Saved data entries
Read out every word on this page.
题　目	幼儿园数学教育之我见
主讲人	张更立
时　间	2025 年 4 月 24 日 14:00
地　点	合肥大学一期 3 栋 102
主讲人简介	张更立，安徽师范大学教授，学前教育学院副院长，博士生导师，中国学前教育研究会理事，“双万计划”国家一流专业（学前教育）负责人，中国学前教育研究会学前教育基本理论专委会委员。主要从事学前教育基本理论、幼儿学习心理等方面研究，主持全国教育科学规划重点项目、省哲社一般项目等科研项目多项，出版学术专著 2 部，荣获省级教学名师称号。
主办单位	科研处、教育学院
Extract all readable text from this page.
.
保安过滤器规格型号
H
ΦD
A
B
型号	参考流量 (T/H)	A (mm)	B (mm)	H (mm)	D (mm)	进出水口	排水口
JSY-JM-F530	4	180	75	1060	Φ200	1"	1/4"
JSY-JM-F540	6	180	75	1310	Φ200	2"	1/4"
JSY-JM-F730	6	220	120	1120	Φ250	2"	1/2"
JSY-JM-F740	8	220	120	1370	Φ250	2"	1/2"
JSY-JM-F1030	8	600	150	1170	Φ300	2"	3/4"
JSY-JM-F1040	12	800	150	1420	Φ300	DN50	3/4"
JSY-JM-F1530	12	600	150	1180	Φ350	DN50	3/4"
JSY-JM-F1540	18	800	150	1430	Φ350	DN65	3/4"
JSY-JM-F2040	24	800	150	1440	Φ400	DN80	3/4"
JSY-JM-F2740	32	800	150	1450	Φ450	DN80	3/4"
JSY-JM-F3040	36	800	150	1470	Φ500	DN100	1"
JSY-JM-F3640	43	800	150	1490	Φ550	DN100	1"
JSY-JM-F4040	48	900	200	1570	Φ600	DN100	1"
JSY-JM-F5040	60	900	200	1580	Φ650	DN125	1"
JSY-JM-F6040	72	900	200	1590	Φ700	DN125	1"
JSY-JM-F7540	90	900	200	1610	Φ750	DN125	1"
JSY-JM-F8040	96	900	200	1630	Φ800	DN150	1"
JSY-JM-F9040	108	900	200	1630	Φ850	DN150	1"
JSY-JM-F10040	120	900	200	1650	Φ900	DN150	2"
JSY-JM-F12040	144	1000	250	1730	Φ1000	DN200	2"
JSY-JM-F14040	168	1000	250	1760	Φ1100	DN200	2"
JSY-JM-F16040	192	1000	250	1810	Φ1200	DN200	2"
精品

■ Given exercise: Above are the records; copy every line in them that holds the word "this".

■ Complete response:
Read out every word on this page.
Extract all readable text from this page.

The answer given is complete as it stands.